= Exercise brief =
Your answer should be a single number: the count of lines that hold the word "America".

──────── Supplied data

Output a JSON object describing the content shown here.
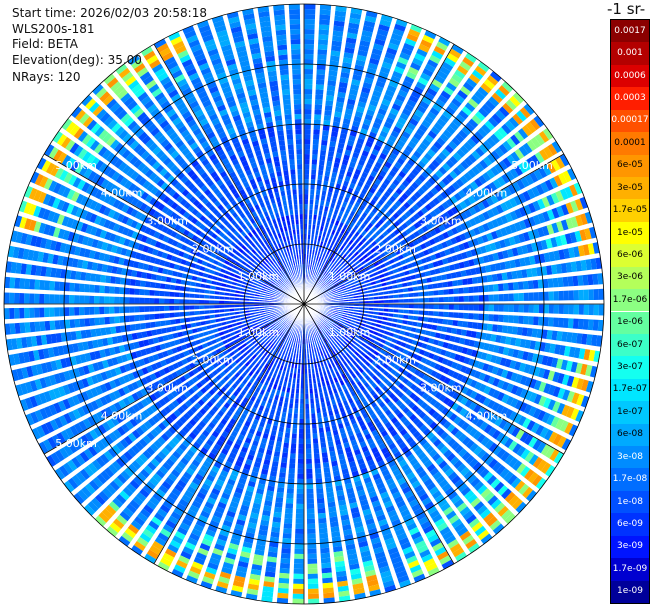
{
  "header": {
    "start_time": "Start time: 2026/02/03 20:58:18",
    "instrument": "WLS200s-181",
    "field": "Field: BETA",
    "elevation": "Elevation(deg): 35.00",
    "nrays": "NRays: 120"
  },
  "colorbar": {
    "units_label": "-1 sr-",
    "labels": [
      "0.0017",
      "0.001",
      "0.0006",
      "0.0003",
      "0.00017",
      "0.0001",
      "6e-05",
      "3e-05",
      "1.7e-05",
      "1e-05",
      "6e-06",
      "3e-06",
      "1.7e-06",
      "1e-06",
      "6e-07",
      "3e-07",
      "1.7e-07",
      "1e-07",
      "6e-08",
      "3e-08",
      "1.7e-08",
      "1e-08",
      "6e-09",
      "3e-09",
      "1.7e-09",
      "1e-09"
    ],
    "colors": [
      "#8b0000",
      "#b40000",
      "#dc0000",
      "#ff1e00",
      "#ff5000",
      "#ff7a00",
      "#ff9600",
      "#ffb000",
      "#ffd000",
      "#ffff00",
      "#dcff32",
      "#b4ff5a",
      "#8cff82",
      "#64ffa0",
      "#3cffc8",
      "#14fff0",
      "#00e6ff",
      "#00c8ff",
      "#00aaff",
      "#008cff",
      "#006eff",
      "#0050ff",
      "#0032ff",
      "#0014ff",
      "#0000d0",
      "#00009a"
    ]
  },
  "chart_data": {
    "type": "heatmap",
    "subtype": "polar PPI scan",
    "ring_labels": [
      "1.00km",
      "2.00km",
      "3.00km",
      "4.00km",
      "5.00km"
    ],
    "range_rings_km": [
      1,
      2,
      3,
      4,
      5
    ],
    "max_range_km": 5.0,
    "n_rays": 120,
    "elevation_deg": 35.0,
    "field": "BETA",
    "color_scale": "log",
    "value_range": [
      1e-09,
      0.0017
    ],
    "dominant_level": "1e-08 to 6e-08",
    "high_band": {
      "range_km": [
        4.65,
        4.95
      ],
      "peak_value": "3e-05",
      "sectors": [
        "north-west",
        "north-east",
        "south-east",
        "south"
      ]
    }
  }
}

────────────────
──────── Supplied data

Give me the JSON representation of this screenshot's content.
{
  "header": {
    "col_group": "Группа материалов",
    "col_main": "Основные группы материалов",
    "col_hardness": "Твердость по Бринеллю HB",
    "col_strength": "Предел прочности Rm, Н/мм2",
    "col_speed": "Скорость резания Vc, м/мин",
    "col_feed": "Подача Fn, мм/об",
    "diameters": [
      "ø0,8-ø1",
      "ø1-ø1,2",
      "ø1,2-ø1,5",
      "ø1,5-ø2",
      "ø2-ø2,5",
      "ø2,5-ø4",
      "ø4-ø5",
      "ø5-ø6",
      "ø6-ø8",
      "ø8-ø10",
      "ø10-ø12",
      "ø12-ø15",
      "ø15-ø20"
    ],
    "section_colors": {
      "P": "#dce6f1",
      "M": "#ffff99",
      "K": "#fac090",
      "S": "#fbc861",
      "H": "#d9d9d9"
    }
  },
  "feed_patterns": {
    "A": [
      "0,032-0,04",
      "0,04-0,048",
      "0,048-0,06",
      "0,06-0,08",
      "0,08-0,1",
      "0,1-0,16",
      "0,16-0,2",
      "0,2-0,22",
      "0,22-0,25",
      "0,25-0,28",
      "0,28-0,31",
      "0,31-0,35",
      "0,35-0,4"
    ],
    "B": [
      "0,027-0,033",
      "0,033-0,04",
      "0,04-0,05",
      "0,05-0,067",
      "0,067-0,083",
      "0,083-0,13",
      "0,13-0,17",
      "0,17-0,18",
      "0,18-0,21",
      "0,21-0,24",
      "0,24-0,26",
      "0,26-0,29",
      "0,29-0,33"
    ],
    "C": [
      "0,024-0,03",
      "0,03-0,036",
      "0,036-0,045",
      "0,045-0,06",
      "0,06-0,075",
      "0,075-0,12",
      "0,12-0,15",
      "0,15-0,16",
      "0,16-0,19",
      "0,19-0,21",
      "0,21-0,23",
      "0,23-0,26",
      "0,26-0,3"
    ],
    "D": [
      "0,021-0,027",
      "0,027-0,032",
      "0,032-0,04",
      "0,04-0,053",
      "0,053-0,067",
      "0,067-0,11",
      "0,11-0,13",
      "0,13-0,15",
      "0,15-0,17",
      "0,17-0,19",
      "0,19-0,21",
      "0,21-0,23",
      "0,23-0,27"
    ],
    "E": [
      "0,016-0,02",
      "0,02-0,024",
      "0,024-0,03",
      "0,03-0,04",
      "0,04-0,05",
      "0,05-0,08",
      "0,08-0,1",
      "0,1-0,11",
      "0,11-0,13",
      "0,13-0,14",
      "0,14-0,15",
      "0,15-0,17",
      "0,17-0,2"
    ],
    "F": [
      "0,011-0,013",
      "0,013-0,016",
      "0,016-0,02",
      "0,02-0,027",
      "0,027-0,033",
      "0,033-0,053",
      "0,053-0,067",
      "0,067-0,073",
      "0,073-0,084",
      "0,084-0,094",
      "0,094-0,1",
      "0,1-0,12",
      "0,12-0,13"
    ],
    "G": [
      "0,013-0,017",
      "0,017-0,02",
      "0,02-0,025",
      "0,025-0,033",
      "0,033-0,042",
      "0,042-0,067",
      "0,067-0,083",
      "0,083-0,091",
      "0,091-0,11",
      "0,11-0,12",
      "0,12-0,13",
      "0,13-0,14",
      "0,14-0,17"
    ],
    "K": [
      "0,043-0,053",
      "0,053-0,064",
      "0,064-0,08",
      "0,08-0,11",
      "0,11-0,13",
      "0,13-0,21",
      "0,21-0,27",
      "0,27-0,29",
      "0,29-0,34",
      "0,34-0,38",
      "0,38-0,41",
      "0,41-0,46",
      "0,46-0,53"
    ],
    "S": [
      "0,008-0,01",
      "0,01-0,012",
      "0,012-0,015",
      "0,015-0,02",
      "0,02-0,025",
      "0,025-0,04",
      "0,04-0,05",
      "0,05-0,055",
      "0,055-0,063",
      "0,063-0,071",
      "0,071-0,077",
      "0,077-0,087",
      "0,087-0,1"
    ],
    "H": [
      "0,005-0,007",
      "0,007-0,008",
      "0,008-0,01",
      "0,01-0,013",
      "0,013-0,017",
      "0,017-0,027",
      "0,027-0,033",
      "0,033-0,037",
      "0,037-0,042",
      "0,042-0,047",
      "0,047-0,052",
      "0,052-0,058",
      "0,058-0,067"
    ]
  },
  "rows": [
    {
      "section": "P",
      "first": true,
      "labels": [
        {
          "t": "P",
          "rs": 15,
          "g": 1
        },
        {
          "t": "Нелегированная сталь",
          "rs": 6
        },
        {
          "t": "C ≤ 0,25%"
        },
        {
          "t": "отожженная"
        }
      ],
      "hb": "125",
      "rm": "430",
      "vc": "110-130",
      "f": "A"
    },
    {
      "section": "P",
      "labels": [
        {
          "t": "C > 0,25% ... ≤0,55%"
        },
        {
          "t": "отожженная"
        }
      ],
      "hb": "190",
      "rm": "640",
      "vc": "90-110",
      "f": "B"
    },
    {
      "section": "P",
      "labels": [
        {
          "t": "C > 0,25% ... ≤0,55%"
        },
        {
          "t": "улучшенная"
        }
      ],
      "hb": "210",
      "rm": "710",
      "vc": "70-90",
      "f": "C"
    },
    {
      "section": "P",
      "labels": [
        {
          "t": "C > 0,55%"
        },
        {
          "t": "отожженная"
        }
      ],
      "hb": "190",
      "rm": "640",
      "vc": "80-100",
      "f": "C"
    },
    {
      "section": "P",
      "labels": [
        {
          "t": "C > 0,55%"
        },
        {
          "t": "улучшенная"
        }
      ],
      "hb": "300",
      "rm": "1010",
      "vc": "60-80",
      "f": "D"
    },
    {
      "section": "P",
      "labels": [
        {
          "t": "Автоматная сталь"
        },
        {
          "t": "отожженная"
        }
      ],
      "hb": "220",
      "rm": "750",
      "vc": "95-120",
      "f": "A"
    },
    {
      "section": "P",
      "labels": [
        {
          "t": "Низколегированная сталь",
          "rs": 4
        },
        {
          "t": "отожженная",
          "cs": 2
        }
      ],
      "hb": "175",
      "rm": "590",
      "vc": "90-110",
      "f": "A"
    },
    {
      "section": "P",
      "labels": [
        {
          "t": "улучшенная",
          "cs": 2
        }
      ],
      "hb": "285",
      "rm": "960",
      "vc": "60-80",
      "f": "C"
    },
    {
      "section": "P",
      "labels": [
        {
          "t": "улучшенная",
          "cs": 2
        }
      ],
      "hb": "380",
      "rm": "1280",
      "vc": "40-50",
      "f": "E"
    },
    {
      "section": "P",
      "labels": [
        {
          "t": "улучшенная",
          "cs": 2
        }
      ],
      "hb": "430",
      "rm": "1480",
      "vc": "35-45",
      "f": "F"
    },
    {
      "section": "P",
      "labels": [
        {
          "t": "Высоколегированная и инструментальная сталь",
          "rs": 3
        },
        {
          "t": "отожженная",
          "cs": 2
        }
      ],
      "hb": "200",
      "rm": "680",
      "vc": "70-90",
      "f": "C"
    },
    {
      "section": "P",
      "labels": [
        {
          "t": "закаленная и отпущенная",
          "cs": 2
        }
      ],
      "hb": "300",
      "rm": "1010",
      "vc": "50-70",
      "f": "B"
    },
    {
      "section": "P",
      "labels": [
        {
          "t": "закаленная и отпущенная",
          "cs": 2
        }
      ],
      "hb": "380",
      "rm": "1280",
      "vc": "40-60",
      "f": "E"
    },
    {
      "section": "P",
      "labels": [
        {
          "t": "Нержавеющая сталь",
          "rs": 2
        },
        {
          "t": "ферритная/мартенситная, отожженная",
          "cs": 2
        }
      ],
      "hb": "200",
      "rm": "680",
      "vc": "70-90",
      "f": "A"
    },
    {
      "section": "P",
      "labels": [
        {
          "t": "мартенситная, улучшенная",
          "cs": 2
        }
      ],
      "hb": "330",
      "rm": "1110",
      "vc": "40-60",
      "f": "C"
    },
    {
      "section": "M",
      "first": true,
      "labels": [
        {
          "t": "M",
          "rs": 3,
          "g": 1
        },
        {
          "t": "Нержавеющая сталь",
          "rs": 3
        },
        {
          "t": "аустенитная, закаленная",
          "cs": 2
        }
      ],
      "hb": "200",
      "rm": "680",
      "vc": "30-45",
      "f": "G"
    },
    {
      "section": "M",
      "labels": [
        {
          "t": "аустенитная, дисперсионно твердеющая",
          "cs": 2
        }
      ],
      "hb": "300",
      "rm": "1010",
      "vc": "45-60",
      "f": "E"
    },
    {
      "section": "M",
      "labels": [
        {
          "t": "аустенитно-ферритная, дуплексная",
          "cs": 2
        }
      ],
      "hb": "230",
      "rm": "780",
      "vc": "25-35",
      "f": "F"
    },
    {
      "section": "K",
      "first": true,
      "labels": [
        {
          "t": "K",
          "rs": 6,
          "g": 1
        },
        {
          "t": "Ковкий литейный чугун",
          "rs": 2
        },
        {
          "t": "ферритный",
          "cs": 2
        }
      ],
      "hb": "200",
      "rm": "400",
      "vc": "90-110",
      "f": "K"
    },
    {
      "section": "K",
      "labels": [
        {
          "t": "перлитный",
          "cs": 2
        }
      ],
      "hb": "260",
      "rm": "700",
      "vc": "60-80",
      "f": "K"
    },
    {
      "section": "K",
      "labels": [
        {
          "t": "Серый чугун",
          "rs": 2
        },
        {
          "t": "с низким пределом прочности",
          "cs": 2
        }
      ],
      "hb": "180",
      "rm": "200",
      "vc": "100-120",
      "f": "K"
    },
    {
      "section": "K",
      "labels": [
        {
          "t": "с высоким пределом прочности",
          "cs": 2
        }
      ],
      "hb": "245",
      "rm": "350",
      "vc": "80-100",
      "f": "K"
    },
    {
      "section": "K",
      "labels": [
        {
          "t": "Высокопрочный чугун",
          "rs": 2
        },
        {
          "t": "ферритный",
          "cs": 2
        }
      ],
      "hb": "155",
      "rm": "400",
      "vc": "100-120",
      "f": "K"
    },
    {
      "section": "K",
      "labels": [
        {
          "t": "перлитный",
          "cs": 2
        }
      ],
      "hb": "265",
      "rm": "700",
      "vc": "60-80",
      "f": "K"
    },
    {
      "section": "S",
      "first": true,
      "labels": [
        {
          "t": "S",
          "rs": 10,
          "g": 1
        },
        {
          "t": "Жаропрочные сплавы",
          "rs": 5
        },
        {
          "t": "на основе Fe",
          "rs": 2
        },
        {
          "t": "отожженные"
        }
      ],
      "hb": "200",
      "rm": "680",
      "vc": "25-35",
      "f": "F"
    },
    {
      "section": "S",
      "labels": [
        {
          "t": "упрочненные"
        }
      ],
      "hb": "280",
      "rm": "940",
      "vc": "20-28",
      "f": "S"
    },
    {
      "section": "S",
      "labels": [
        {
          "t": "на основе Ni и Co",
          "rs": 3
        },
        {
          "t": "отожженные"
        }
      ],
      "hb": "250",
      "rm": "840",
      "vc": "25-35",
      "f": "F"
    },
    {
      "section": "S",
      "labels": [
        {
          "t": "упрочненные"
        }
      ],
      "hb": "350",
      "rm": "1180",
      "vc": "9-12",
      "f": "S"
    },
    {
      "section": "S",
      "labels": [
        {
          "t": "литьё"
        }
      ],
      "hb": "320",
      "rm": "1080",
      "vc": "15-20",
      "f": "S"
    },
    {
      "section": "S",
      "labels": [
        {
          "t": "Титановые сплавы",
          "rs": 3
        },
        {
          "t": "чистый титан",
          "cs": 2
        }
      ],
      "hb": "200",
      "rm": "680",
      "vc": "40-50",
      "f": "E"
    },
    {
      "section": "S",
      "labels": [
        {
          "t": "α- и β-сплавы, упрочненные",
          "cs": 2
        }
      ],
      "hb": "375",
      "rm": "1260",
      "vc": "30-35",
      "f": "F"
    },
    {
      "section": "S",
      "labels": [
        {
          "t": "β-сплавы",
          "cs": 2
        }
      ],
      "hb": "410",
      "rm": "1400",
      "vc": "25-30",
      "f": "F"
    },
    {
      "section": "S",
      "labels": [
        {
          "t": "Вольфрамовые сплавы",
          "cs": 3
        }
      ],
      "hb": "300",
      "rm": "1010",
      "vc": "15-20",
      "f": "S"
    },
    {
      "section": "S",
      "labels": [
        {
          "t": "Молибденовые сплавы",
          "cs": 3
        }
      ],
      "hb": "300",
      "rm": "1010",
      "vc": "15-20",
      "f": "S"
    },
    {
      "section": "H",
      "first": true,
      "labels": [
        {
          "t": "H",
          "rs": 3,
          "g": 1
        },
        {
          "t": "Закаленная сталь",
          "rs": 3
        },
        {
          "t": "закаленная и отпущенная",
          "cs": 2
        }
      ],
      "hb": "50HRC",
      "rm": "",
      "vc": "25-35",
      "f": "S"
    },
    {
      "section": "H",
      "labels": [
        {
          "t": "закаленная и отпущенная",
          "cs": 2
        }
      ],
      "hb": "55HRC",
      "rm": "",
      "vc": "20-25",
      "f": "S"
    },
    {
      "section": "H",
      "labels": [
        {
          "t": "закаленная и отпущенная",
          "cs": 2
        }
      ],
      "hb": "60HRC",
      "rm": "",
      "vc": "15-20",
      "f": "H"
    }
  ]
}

────────────────
──────── Supplied data

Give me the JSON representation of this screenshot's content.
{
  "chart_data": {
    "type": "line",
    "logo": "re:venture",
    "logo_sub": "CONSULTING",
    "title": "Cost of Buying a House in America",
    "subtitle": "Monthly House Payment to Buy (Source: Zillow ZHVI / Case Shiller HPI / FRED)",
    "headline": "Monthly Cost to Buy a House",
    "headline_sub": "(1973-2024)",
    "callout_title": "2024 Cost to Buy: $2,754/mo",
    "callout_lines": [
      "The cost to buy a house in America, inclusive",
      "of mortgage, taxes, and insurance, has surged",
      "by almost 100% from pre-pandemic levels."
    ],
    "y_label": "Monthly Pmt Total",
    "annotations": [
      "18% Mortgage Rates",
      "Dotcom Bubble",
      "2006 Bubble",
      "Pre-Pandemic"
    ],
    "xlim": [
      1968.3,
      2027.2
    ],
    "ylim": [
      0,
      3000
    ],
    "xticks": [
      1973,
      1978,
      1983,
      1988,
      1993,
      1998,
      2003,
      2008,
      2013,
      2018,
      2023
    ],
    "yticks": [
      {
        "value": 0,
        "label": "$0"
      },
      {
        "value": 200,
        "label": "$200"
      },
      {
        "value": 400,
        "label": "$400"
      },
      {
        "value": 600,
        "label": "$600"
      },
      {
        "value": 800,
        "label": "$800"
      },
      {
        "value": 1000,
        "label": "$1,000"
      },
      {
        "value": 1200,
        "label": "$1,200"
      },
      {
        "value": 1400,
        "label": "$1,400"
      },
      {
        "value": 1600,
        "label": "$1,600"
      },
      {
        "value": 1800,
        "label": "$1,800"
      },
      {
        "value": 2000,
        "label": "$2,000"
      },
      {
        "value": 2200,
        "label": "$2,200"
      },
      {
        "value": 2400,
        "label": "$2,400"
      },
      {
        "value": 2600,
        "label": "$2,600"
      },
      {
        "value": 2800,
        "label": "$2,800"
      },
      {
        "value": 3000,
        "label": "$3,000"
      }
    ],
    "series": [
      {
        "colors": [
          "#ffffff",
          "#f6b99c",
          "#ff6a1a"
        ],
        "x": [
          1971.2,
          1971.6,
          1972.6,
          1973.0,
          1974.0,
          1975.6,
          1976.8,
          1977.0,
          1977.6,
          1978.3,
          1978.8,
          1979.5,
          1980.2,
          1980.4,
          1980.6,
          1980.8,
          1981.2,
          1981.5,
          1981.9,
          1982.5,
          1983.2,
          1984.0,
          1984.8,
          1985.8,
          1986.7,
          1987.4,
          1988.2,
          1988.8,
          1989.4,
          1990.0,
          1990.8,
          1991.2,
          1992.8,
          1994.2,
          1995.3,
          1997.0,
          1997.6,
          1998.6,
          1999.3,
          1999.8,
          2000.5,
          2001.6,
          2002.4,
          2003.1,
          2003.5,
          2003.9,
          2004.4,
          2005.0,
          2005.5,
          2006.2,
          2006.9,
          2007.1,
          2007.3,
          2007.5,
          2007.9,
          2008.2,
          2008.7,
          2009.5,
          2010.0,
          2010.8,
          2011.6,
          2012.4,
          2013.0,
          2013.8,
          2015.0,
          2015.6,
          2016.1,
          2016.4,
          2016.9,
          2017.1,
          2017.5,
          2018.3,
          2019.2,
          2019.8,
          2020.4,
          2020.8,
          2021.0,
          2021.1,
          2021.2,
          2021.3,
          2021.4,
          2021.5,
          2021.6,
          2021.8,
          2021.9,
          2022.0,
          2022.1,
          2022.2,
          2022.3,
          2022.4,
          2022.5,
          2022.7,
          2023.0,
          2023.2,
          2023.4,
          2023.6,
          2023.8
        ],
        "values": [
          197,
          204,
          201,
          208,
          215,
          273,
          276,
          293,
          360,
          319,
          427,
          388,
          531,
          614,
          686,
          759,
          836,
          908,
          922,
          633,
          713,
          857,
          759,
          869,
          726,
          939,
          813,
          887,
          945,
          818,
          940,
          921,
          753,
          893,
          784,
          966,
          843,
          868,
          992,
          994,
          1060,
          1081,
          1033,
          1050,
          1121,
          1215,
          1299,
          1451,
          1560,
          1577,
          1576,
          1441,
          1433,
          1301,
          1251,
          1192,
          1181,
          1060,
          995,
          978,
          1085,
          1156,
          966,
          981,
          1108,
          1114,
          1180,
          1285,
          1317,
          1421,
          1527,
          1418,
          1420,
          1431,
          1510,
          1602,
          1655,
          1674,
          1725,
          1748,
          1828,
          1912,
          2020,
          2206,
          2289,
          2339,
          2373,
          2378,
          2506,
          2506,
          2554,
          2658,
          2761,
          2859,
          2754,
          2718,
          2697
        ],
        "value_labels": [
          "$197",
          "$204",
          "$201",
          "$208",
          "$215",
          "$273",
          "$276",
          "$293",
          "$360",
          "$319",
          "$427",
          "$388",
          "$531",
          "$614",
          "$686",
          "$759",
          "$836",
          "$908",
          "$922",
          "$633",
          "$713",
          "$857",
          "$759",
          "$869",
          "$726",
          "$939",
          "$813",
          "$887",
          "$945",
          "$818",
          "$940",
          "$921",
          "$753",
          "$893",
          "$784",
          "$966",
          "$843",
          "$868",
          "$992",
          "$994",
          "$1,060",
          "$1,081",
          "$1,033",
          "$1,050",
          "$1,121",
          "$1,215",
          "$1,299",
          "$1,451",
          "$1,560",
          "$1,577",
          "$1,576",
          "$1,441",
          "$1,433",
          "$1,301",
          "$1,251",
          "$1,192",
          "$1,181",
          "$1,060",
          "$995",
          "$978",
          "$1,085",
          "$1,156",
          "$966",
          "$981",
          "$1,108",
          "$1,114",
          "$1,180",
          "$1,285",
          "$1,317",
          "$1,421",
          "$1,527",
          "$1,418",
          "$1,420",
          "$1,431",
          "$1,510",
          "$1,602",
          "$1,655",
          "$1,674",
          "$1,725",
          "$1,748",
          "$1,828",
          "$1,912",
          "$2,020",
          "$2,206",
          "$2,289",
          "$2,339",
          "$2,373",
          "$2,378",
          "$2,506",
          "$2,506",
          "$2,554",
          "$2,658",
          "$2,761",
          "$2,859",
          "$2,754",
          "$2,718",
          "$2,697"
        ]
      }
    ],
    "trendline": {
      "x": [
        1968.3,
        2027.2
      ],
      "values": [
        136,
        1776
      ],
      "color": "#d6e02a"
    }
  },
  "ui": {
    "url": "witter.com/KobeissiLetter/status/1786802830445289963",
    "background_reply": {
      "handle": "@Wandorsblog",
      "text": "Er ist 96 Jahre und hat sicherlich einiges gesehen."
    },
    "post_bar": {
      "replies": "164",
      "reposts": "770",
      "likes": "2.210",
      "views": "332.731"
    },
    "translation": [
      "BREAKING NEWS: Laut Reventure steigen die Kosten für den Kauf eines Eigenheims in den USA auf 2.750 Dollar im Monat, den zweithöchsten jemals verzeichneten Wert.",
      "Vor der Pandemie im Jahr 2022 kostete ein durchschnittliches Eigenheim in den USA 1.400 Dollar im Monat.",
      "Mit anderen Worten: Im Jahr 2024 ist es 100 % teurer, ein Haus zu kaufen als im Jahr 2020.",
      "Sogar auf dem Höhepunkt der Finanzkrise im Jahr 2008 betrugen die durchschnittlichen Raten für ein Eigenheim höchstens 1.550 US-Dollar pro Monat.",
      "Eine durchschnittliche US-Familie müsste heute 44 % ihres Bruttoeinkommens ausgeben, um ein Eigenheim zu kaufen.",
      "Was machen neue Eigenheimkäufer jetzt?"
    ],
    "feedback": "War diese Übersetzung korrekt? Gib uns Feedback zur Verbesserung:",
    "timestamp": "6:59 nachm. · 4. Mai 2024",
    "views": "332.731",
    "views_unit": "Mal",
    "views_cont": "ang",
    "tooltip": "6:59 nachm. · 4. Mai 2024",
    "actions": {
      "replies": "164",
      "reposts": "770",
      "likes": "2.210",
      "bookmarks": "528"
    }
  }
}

────────────────

= Response below =
2